(Dataset excerpt)
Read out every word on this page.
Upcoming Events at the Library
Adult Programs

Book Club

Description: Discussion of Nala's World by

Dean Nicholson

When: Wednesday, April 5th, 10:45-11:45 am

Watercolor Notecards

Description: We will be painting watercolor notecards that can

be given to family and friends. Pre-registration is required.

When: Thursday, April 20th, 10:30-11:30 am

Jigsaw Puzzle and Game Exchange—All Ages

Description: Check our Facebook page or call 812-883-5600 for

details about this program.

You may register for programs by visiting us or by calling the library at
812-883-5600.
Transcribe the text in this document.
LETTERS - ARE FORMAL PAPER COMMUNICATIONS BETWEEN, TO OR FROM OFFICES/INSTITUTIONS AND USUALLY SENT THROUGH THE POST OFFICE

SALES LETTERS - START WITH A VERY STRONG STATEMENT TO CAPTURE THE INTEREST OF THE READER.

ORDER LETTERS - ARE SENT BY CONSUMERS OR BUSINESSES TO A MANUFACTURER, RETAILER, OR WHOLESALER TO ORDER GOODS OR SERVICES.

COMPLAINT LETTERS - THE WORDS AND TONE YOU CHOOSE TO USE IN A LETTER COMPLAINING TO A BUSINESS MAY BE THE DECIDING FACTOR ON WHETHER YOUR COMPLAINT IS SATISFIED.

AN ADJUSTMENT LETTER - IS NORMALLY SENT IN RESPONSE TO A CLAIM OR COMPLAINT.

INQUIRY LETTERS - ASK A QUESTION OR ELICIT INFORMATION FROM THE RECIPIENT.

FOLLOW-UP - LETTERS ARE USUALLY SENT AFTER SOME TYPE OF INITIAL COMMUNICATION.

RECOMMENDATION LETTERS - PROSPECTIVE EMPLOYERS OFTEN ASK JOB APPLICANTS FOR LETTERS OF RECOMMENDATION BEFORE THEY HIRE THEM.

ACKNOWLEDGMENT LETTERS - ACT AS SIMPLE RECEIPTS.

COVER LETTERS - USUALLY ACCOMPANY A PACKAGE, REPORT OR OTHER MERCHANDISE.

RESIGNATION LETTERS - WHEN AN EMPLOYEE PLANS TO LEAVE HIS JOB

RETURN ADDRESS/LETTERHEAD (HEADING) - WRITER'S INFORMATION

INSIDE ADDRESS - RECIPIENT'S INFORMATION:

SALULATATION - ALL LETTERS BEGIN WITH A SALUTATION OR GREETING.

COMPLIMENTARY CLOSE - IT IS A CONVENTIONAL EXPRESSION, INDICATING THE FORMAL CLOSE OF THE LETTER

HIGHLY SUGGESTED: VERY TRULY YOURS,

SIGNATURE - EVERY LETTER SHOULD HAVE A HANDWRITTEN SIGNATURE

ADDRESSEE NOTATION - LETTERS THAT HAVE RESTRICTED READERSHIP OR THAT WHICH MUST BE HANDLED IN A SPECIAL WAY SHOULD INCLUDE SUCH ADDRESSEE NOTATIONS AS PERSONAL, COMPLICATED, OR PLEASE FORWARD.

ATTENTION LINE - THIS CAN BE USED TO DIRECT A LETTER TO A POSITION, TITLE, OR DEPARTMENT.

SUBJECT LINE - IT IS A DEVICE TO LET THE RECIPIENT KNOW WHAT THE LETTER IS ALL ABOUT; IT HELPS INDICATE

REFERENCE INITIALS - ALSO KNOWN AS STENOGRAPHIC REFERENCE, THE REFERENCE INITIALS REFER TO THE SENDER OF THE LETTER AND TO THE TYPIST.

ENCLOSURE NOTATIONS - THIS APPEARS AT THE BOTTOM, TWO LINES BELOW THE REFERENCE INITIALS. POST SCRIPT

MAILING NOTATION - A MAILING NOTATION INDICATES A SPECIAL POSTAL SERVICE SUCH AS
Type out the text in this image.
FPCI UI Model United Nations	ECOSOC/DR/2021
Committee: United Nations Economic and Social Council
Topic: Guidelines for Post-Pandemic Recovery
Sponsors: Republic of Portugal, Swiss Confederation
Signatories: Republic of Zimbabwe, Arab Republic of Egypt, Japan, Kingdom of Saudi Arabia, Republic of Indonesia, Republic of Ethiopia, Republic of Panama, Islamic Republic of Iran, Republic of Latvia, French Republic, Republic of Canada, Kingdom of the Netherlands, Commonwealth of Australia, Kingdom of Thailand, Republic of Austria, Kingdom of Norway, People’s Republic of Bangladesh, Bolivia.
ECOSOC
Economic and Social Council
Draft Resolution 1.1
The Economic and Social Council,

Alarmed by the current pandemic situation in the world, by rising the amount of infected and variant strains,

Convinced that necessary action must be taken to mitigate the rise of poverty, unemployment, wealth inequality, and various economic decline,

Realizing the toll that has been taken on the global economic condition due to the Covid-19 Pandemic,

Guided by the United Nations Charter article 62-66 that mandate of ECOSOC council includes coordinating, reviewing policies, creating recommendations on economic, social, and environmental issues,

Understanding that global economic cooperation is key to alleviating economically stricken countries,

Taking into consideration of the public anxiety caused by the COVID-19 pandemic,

### Exercise objective:
From the records above, extract every entry exactly as given.

### Final result:
Read out every word on this page.
Upcoming Events at the Library
Adult Programs

Book Club

Description: Discussion of Nala's World by

Dean Nicholson

When: Wednesday, April 5th, 10:45-11:45 am

Watercolor Notecards

Description: We will be painting watercolor notecards that can

be given to family and friends. Pre-registration is required.

When: Thursday, April 20th, 10:30-11:30 am

Jigsaw Puzzle and Game Exchange—All Ages

Description: Check our Facebook page or call 812-883-5600 for

details about this program.

You may register for programs by visiting us or by calling the library at
812-883-5600.
Transcribe the text in this document.
LETTERS - ARE FORMAL PAPER COMMUNICATIONS BETWEEN, TO OR FROM OFFICES/INSTITUTIONS AND USUALLY SENT THROUGH THE POST OFFICE

SALES LETTERS - START WITH A VERY STRONG STATEMENT TO CAPTURE THE INTEREST OF THE READER.

ORDER LETTERS - ARE SENT BY CONSUMERS OR BUSINESSES TO A MANUFACTURER, RETAILER, OR WHOLESALER TO ORDER GOODS OR SERVICES.

COMPLAINT LETTERS - THE WORDS AND TONE YOU CHOOSE TO USE IN A LETTER COMPLAINING TO A BUSINESS MAY BE THE DECIDING FACTOR ON WHETHER YOUR COMPLAINT IS SATISFIED.

AN ADJUSTMENT LETTER - IS NORMALLY SENT IN RESPONSE TO A CLAIM OR COMPLAINT.

INQUIRY LETTERS - ASK A QUESTION OR ELICIT INFORMATION FROM THE RECIPIENT.

FOLLOW-UP - LETTERS ARE USUALLY SENT AFTER SOME TYPE OF INITIAL COMMUNICATION.

RECOMMENDATION LETTERS - PROSPECTIVE EMPLOYERS OFTEN ASK JOB APPLICANTS FOR LETTERS OF RECOMMENDATION BEFORE THEY HIRE THEM.

ACKNOWLEDGMENT LETTERS - ACT AS SIMPLE RECEIPTS.

COVER LETTERS - USUALLY ACCOMPANY A PACKAGE, REPORT OR OTHER MERCHANDISE.

RESIGNATION LETTERS - WHEN AN EMPLOYEE PLANS TO LEAVE HIS JOB

RETURN ADDRESS/LETTERHEAD (HEADING) - WRITER'S INFORMATION

INSIDE ADDRESS - RECIPIENT'S INFORMATION:

SALULATATION - ALL LETTERS BEGIN WITH A SALUTATION OR GREETING.

COMPLIMENTARY CLOSE - IT IS A CONVENTIONAL EXPRESSION, INDICATING THE FORMAL CLOSE OF THE LETTER

HIGHLY SUGGESTED: VERY TRULY YOURS,

SIGNATURE - EVERY LETTER SHOULD HAVE A HANDWRITTEN SIGNATURE

ADDRESSEE NOTATION - LETTERS THAT HAVE RESTRICTED READERSHIP OR THAT WHICH MUST BE HANDLED IN A SPECIAL WAY SHOULD INCLUDE SUCH ADDRESSEE NOTATIONS AS PERSONAL, COMPLICATED, OR PLEASE FORWARD.

ATTENTION LINE - THIS CAN BE USED TO DIRECT A LETTER TO A POSITION, TITLE, OR DEPARTMENT.

SUBJECT LINE - IT IS A DEVICE TO LET THE RECIPIENT KNOW WHAT THE LETTER IS ALL ABOUT; IT HELPS INDICATE

REFERENCE INITIALS - ALSO KNOWN AS STENOGRAPHIC REFERENCE, THE REFERENCE INITIALS REFER TO THE SENDER OF THE LETTER AND TO THE TYPIST.

ENCLOSURE NOTATIONS - THIS APPEARS AT THE BOTTOM, TWO LINES BELOW THE REFERENCE INITIALS. POST SCRIPT

MAILING NOTATION - A MAILING NOTATION INDICATES A SPECIAL POSTAL SERVICE SUCH AS
Type out the text in this image.
FPCI UI Model United Nations	ECOSOC/DR/2021
Committee: United Nations Economic and Social Council
Topic: Guidelines for Post-Pandemic Recovery
Sponsors: Republic of Portugal, Swiss Confederation
Signatories: Republic of Zimbabwe, Arab Republic of Egypt, Japan, Kingdom of Saudi Arabia, Republic of Indonesia, Republic of Ethiopia, Republic of Panama, Islamic Republic of Iran, Republic of Latvia, French Republic, Republic of Canada, Kingdom of the Netherlands, Commonwealth of Australia, Kingdom of Thailand, Republic of Austria, Kingdom of Norway, People’s Republic of Bangladesh, Bolivia.
ECOSOC
Economic and Social Council
Draft Resolution 1.1
The Economic and Social Council,

Alarmed by the current pandemic situation in the world, by rising the amount of infected and variant strains,

Convinced that necessary action must be taken to mitigate the rise of poverty, unemployment, wealth inequality, and various economic decline,

Realizing the toll that has been taken on the global economic condition due to the Covid-19 Pandemic,

Guided by the United Nations Charter article 62-66 that mandate of ECOSOC council includes coordinating, reviewing policies, creating recommendations on economic, social, and environmental issues,

Understanding that global economic cooperation is key to alleviating economically stricken countries,

Taking into consideration of the public anxiety caused by the COVID-19 pandemic,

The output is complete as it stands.